What the task asks:
Keep only the lines that hold the string "scatter", filtering out the rest of the entries below.

Provided material:
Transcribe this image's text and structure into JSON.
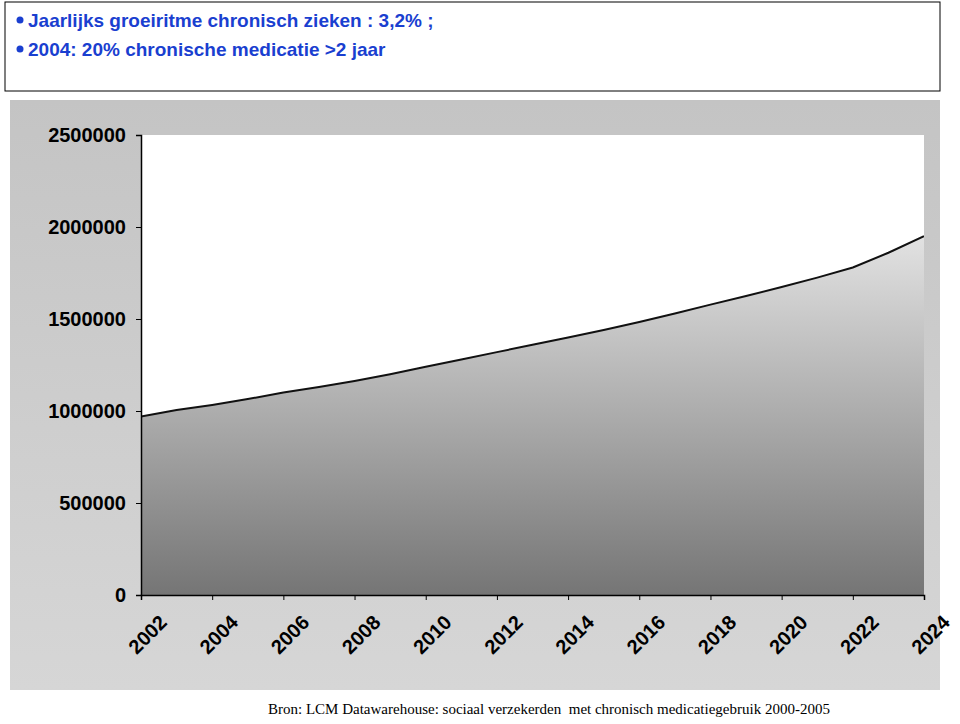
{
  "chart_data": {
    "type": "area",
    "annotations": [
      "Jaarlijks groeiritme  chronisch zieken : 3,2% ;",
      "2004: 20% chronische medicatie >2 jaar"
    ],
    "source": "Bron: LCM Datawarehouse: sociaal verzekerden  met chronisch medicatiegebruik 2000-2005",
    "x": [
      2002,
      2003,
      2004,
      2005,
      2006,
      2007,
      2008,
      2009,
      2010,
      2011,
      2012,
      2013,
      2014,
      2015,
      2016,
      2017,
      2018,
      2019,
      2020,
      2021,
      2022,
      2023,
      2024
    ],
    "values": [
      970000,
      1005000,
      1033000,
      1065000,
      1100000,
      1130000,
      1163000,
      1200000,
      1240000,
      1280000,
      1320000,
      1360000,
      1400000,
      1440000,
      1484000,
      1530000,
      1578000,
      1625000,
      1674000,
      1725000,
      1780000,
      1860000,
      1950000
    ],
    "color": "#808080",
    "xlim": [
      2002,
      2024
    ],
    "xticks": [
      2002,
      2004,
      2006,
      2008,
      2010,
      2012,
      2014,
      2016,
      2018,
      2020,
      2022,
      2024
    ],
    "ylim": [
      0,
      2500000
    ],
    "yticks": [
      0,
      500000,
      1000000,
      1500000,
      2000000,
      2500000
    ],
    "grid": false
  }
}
* * *
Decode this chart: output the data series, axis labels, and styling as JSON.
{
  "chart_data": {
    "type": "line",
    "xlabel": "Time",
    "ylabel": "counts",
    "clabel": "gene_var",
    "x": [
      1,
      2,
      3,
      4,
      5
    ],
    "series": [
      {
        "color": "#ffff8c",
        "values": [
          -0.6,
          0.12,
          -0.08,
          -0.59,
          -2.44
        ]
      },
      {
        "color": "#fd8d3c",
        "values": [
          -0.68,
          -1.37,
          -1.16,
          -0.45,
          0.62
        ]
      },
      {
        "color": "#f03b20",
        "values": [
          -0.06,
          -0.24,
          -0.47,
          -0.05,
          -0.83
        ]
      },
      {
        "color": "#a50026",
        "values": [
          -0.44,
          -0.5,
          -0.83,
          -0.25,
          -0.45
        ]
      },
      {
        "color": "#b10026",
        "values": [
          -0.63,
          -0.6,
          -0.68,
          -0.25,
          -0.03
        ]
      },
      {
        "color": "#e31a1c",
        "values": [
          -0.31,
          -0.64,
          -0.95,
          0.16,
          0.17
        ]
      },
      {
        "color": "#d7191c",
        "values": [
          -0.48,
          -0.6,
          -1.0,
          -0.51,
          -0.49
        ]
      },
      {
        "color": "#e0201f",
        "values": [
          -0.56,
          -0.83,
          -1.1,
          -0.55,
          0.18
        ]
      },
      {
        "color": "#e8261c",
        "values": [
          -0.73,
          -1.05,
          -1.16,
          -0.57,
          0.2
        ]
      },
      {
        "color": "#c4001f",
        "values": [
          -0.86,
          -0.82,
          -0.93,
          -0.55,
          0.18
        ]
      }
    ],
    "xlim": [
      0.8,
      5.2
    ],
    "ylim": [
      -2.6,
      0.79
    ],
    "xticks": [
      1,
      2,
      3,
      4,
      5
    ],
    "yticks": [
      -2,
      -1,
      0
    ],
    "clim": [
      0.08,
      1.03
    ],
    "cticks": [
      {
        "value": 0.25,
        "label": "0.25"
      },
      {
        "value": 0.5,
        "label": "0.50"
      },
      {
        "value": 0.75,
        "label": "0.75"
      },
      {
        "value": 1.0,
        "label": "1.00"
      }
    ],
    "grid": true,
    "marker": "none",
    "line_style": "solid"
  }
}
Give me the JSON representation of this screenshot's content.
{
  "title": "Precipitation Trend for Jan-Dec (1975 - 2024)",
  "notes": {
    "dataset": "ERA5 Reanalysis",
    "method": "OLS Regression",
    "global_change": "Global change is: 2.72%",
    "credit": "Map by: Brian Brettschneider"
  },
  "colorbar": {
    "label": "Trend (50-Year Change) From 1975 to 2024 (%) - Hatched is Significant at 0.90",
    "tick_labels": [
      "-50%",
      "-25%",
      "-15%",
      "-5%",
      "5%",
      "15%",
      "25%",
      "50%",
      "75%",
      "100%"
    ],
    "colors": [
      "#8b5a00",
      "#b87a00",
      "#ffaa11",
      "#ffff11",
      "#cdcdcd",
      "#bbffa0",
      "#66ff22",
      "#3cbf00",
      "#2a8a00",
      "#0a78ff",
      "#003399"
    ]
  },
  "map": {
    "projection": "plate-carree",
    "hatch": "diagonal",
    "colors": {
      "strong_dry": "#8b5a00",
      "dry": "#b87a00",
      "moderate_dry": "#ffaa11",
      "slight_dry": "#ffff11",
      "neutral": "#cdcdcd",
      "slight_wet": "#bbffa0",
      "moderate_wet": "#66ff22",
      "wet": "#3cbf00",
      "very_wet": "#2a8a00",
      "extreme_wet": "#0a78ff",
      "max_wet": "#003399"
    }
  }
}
==
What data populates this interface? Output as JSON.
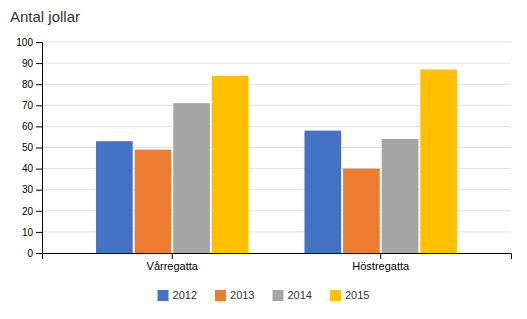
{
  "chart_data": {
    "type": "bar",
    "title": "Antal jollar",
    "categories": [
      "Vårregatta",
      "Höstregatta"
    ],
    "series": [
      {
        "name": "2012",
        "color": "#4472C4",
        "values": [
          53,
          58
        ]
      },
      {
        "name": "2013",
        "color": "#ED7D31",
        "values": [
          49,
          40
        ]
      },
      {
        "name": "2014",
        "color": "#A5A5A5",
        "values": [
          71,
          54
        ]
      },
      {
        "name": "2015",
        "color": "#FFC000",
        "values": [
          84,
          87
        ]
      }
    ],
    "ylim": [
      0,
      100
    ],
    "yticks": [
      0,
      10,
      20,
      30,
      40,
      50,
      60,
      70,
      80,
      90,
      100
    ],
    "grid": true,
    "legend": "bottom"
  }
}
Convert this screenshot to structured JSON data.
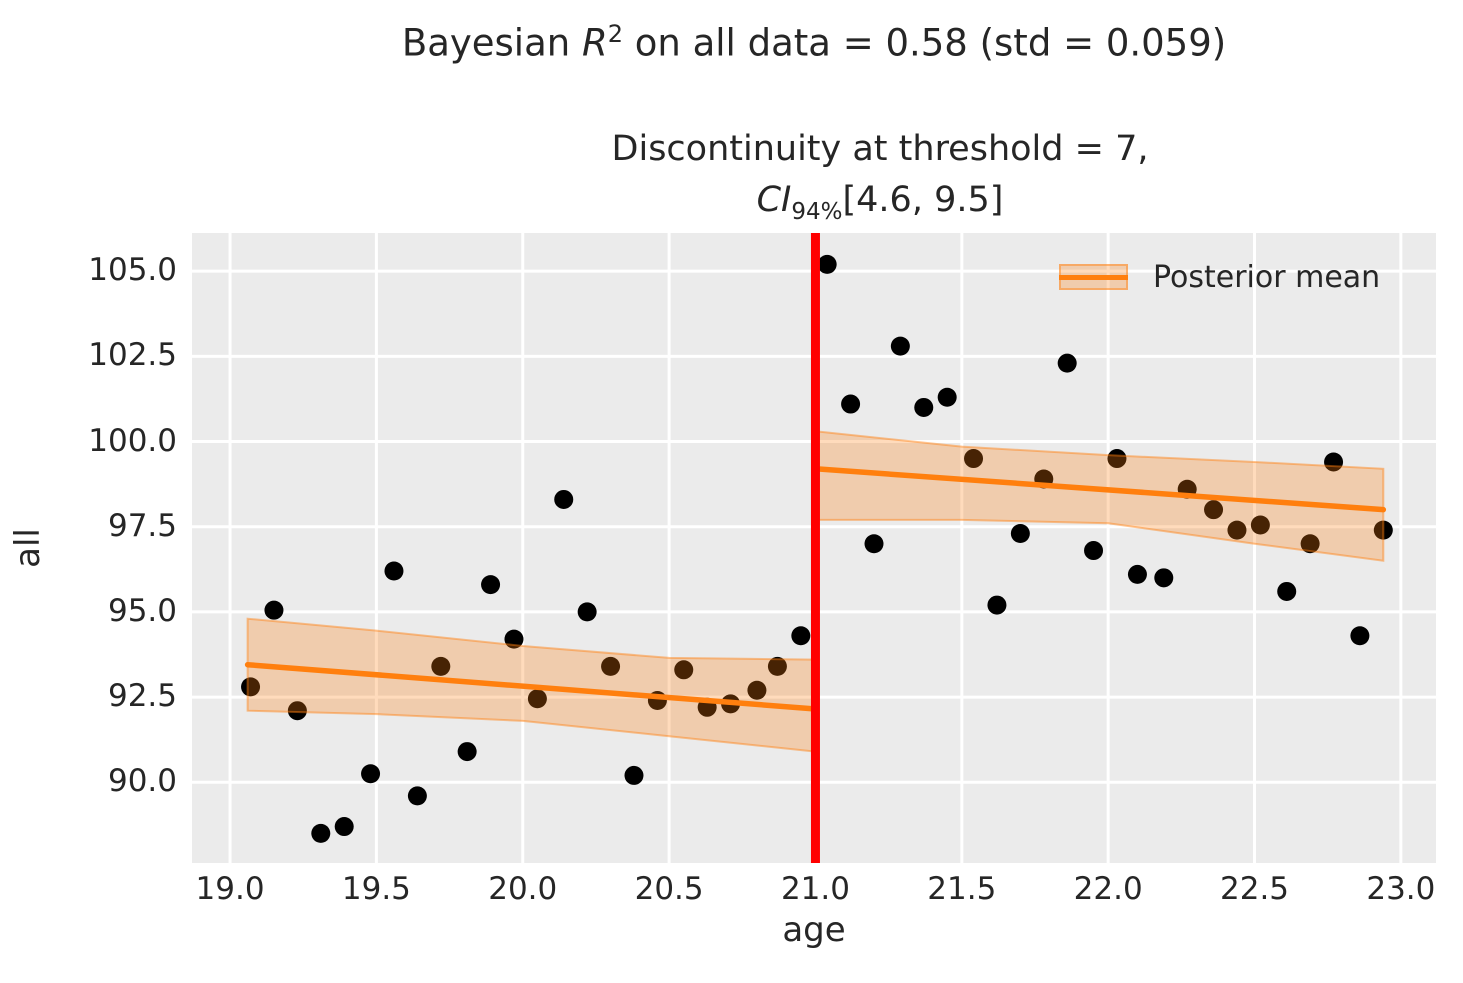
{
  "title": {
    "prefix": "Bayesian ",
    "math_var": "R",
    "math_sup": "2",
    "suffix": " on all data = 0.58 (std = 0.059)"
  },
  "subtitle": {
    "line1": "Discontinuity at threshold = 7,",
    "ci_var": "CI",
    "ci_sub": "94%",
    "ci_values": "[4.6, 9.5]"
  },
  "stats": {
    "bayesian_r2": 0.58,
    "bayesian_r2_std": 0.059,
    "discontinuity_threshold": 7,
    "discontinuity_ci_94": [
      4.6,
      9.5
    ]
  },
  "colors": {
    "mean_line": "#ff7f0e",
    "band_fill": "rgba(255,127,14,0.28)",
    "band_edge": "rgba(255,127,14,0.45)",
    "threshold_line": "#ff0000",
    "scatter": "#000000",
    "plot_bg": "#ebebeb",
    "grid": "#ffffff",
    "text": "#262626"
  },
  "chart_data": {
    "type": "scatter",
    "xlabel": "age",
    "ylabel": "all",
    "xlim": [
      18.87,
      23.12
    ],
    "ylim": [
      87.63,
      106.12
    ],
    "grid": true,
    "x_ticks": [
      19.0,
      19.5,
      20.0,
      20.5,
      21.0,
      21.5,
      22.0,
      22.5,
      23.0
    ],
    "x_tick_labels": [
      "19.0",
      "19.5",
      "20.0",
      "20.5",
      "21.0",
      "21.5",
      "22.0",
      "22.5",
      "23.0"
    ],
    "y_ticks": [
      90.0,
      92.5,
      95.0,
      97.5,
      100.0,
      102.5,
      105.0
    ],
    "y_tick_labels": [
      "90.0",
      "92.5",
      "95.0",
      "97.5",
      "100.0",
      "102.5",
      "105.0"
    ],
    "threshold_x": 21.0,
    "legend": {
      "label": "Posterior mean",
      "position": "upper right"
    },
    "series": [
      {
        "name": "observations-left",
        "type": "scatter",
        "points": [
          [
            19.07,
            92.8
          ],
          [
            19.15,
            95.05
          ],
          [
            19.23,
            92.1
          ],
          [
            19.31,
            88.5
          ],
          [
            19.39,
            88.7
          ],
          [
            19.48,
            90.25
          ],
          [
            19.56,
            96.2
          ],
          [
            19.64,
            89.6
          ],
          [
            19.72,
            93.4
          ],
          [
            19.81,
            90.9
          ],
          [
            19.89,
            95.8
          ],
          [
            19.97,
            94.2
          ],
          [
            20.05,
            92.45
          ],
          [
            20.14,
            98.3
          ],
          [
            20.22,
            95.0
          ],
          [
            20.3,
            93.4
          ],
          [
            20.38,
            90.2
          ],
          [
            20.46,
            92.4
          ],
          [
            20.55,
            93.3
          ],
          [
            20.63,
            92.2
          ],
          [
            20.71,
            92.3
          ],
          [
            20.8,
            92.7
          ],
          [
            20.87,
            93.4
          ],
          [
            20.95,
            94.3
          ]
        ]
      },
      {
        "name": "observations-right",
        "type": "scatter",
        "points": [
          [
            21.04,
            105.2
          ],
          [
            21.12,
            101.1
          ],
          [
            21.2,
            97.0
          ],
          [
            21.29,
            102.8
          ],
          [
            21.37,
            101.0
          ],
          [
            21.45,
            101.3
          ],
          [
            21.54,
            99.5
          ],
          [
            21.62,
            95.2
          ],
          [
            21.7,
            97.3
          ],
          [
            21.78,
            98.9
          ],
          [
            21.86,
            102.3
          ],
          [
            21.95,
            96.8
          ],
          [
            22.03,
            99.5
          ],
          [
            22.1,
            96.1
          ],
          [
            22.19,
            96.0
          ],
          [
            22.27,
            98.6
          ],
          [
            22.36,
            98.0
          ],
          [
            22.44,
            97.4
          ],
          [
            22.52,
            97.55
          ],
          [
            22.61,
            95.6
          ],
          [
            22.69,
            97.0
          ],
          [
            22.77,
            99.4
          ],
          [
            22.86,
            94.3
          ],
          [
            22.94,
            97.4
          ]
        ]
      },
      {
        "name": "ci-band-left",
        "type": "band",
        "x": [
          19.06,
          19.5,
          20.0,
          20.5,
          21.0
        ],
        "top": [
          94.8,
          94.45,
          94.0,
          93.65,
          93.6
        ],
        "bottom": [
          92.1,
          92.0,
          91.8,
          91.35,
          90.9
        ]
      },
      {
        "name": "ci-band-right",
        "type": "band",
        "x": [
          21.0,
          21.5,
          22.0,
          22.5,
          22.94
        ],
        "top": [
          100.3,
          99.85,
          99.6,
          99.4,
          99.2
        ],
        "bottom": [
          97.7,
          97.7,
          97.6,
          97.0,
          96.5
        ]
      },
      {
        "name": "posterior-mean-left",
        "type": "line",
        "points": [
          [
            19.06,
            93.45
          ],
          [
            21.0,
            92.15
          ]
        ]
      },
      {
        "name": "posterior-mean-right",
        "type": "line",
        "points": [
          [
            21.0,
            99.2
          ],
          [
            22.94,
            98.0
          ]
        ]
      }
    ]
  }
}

Written solution:
    "scatter": "#000000",
    "type": "scatter",
        "type": "scatter",
        "type": "scatter",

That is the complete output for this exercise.